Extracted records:
((

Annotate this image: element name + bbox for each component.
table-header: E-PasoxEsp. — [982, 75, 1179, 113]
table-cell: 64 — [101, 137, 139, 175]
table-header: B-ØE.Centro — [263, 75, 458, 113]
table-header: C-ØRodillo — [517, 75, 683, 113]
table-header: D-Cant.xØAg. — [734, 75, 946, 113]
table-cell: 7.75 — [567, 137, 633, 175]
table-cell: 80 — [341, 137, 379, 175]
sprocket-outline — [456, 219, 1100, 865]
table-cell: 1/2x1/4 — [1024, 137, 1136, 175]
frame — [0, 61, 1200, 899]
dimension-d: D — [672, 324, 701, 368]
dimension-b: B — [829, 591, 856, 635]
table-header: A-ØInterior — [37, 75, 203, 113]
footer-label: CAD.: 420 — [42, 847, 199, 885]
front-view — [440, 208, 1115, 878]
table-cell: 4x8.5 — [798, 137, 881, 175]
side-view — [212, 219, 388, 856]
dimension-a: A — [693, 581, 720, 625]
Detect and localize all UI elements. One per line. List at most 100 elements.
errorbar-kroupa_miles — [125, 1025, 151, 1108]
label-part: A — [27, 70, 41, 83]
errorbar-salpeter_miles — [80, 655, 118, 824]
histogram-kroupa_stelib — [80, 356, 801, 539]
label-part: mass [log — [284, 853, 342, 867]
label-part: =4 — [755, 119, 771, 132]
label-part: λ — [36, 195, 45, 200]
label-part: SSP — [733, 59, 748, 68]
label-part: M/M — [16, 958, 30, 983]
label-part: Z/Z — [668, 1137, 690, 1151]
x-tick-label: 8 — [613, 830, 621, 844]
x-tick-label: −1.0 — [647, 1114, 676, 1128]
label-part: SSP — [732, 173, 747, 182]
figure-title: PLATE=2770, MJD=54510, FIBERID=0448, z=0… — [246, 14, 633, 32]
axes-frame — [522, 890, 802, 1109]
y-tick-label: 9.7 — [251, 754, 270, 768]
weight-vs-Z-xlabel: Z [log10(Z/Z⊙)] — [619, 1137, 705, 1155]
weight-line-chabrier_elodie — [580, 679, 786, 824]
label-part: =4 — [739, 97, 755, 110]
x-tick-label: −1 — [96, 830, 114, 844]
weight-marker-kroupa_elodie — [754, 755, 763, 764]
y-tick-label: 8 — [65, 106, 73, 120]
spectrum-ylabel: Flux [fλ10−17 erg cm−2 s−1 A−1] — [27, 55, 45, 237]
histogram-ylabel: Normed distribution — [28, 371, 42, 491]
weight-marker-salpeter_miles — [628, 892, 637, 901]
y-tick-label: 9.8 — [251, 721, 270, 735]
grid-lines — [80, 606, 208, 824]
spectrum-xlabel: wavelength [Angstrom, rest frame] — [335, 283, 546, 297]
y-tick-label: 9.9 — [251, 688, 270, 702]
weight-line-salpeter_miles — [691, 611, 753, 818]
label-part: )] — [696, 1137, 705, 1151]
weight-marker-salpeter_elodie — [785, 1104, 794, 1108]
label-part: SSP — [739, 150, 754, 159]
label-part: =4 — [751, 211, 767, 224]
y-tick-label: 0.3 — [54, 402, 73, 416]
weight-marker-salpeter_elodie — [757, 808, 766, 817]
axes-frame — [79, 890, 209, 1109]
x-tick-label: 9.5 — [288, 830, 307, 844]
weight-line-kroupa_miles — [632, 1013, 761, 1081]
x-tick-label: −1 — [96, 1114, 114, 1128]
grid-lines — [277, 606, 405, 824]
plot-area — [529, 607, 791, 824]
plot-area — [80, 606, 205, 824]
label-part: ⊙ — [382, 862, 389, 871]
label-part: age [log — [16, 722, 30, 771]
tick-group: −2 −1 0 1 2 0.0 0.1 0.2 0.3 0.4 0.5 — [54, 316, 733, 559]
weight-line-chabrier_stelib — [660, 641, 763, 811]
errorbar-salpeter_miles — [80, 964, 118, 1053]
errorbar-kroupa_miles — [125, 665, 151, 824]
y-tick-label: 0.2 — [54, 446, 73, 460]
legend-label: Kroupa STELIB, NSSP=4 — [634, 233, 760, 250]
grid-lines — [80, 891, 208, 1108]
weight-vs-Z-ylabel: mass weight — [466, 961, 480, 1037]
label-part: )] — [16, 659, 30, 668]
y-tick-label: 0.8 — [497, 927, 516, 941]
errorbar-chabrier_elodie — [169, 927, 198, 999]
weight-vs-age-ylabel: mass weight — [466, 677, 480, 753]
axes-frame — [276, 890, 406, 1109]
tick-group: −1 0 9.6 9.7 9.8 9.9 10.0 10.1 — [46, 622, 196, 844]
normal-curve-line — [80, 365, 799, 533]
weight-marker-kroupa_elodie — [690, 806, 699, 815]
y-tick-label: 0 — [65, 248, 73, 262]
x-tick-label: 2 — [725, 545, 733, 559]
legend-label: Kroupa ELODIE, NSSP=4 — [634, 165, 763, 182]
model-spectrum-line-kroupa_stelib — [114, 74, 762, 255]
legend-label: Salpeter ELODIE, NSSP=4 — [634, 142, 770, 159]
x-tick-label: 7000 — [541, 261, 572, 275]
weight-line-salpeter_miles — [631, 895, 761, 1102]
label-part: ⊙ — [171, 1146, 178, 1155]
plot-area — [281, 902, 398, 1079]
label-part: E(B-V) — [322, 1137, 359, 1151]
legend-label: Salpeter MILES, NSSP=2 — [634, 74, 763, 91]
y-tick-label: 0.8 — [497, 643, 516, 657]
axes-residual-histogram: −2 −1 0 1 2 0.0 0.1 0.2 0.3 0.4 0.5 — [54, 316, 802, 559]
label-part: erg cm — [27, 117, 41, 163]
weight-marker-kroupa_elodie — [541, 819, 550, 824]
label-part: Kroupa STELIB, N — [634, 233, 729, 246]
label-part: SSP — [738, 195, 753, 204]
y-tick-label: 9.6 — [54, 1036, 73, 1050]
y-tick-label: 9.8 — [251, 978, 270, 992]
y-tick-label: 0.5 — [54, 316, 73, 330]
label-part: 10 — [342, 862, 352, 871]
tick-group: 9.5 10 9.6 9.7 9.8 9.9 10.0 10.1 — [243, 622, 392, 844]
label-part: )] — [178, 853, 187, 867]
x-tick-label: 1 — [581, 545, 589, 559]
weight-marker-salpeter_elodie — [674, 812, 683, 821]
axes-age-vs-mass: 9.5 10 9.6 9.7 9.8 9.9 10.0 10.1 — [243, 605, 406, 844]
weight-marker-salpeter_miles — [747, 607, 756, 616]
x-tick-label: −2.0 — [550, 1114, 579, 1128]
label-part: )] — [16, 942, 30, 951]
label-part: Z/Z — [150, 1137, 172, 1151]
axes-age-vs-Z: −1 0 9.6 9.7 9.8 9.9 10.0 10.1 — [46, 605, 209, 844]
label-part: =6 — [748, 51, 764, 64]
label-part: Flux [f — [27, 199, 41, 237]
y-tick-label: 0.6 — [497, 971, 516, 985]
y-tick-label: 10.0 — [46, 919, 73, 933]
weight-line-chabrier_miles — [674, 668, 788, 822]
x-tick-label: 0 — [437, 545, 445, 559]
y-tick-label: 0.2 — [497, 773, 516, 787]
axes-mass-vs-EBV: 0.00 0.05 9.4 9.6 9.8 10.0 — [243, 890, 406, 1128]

))

### To be done
Format every line of the items above as a JSON list of strings, one string per line, skipping any blank lines.

### Problem solution
[
  "Annotate this image: element name + bbox for each component.",
  "table-header: E-PasoxEsp. — [982, 75, 1179, 113]",
  "table-cell: 64 — [101, 137, 139, 175]",
  "table-header: B-ØE.Centro — [263, 75, 458, 113]",
  "table-header: C-ØRodillo — [517, 75, 683, 113]",
  "table-header: D-Cant.xØAg. — [734, 75, 946, 113]",
  "table-cell: 7.75 — [567, 137, 633, 175]",
  "table-cell: 80 — [341, 137, 379, 175]",
  "sprocket-outline — [456, 219, 1100, 865]",
  "table-cell: 1/2x1/4 — [1024, 137, 1136, 175]",
  "frame — [0, 61, 1200, 899]",
  "dimension-d: D — [672, 324, 701, 368]",
  "dimension-b: B — [829, 591, 856, 635]",
  "table-header: A-ØInterior — [37, 75, 203, 113]",
  "footer-label: CAD.: 420 — [42, 847, 199, 885]",
  "front-view — [440, 208, 1115, 878]",
  "table-cell: 4x8.5 — [798, 137, 881, 175]",
  "side-view — [212, 219, 388, 856]",
  "dimension-a: A — [693, 581, 720, 625]",
  "Detect and localize all UI elements. One per line. List at most 100 elements.",
  "errorbar-kroupa_miles — [125, 1025, 151, 1108]",
  "label-part: A — [27, 70, 41, 83]",
  "errorbar-salpeter_miles — [80, 655, 118, 824]",
  "histogram-kroupa_stelib — [80, 356, 801, 539]",
  "label-part: mass [log — [284, 853, 342, 867]",
  "label-part: =4 — [755, 119, 771, 132]",
  "label-part: λ — [36, 195, 45, 200]",
  "label-part: SSP — [733, 59, 748, 68]",
  "label-part: M/M — [16, 958, 30, 983]",
  "label-part: Z/Z — [668, 1137, 690, 1151]",
  "x-tick-label: 8 — [613, 830, 621, 844]",
  "x-tick-label: −1.0 — [647, 1114, 676, 1128]",
  "label-part: SSP — [732, 173, 747, 182]",
  "figure-title: PLATE=2770, MJD=54510, FIBERID=0448, z=0… — [246, 14, 633, 32]",
  "axes-frame — [522, 890, 802, 1109]",
  "y-tick-label: 9.7 — [251, 754, 270, 768]",
  "weight-vs-Z-xlabel: Z [log10(Z/Z⊙)] — [619, 1137, 705, 1155]",
  "weight-line-chabrier_elodie — [580, 679, 786, 824]",
  "label-part: =4 — [739, 97, 755, 110]",
  "x-tick-label: −1 — [96, 830, 114, 844]",
  "weight-marker-kroupa_elodie — [754, 755, 763, 764]",
  "y-tick-label: 8 — [65, 106, 73, 120]",
  "spectrum-ylabel: Flux [fλ10−17 erg cm−2 s−1 A−1] — [27, 55, 45, 237]",
  "histogram-ylabel: Normed distribution — [28, 371, 42, 491]",
  "weight-marker-salpeter_miles — [628, 892, 637, 901]",
  "y-tick-label: 9.8 — [251, 721, 270, 735]",
  "grid-lines — [80, 606, 208, 824]",
  "spectrum-xlabel: wavelength [Angstrom, rest frame] — [335, 283, 546, 297]",
  "y-tick-label: 9.9 — [251, 688, 270, 702]",
  "weight-line-salpeter_miles — [691, 611, 753, 818]",
  "label-part: )] — [696, 1137, 705, 1151]",
  "weight-marker-salpeter_elodie — [785, 1104, 794, 1108]",
  "label-part: SSP — [739, 150, 754, 159]",
  "label-part: =4 — [751, 211, 767, 224]",
  "y-tick-label: 0.3 — [54, 402, 73, 416]",
  "weight-marker-salpeter_elodie — [757, 808, 766, 817]",
  "axes-frame — [79, 890, 209, 1109]",
  "x-tick-label: 9.5 — [288, 830, 307, 844]",
  "weight-line-kroupa_miles — [632, 1013, 761, 1081]",
  "x-tick-label: −1 — [96, 1114, 114, 1128]",
  "grid-lines — [277, 606, 405, 824]",
  "plot-area — [529, 607, 791, 824]",
  "plot-area — [80, 606, 205, 824]",
  "label-part: ⊙ — [382, 862, 389, 871]",
  "label-part: age [log — [16, 722, 30, 771]",
  "tick-group: −2 −1 0 1 2 0.0 0.1 0.2 0.3 0.4 0.5 — [54, 316, 733, 559]",
  "weight-line-chabrier_stelib — [660, 641, 763, 811]",
  "errorbar-salpeter_miles — [80, 964, 118, 1053]",
  "errorbar-kroupa_miles — [125, 665, 151, 824]",
  "y-tick-label: 0.2 — [54, 446, 73, 460]",
  "legend-label: Kroupa STELIB, NSSP=4 — [634, 233, 760, 250]",
  "grid-lines — [80, 891, 208, 1108]",
  "weight-vs-Z-ylabel: mass weight — [466, 961, 480, 1037]",
  "label-part: )] — [16, 659, 30, 668]",
  "y-tick-label: 0.8 — [497, 927, 516, 941]",
  "errorbar-chabrier_elodie — [169, 927, 198, 999]",
  "weight-vs-age-ylabel: mass weight — [466, 677, 480, 753]",
  "axes-frame — [276, 890, 406, 1109]",
  "tick-group: −1 0 9.6 9.7 9.8 9.9 10.0 10.1 — [46, 622, 196, 844]",
  "normal-curve-line — [80, 365, 799, 533]",
  "weight-marker-kroupa_elodie — [690, 806, 699, 815]",
  "y-tick-label: 0 — [65, 248, 73, 262]",
  "x-tick-label: 2 — [725, 545, 733, 559]",
  "legend-label: Kroupa ELODIE, NSSP=4 — [634, 165, 763, 182]",
  "model-spectrum-line-kroupa_stelib — [114, 74, 762, 255]",
  "legend-label: Salpeter ELODIE, NSSP=4 — [634, 142, 770, 159]",
  "x-tick-label: 7000 — [541, 261, 572, 275]",
  "weight-line-salpeter_miles — [631, 895, 761, 1102]",
  "label-part: ⊙ — [171, 1146, 178, 1155]",
  "plot-area — [281, 902, 398, 1079]",
  "label-part: E(B-V) — [322, 1137, 359, 1151]",
  "legend-label: Salpeter MILES, NSSP=2 — [634, 74, 763, 91]",
  "y-tick-label: 0.8 — [497, 643, 516, 657]",
  "axes-residual-histogram: −2 −1 0 1 2 0.0 0.1 0.2 0.3 0.4 0.5 — [54, 316, 802, 559]",
  "label-part: erg cm — [27, 117, 41, 163]",
  "weight-marker-kroupa_elodie — [541, 819, 550, 824]",
  "label-part: Kroupa STELIB, N — [634, 233, 729, 246]",
  "label-part: SSP — [738, 195, 753, 204]",
  "y-tick-label: 9.6 — [54, 1036, 73, 1050]",
  "y-tick-label: 9.8 — [251, 978, 270, 992]",
  "y-tick-label: 0.5 — [54, 316, 73, 330]",
  "label-part: 10 — [342, 862, 352, 871]",
  "tick-group: 9.5 10 9.6 9.7 9.8 9.9 10.0 10.1 — [243, 622, 392, 844]",
  "label-part: )] — [178, 853, 187, 867]",
  "x-tick-label: 1 — [581, 545, 589, 559]",
  "weight-marker-salpeter_elodie — [674, 812, 683, 821]",
  "axes-age-vs-mass: 9.5 10 9.6 9.7 9.8 9.9 10.0 10.1 — [243, 605, 406, 844]",
  "weight-marker-salpeter_miles — [747, 607, 756, 616]",
  "x-tick-label: −2.0 — [550, 1114, 579, 1128]",
  "label-part: )] — [16, 942, 30, 951]",
  "label-part: Z/Z — [150, 1137, 172, 1151]",
  "axes-age-vs-Z: −1 0 9.6 9.7 9.8 9.9 10.0 10.1 — [46, 605, 209, 844]",
  "label-part: =6 — [748, 51, 764, 64]",
  "label-part: Flux [f — [27, 199, 41, 237]",
  "y-tick-label: 0.6 — [497, 971, 516, 985]",
  "y-tick-label: 10.0 — [46, 919, 73, 933]",
  "weight-line-chabrier_miles — [674, 668, 788, 822]",
  "x-tick-label: 0 — [437, 545, 445, 559]",
  "y-tick-label: 0.2 — [497, 773, 516, 787]",
  "axes-mass-vs-EBV: 0.00 0.05 9.4 9.6 9.8 10.0 — [243, 890, 406, 1128]"
]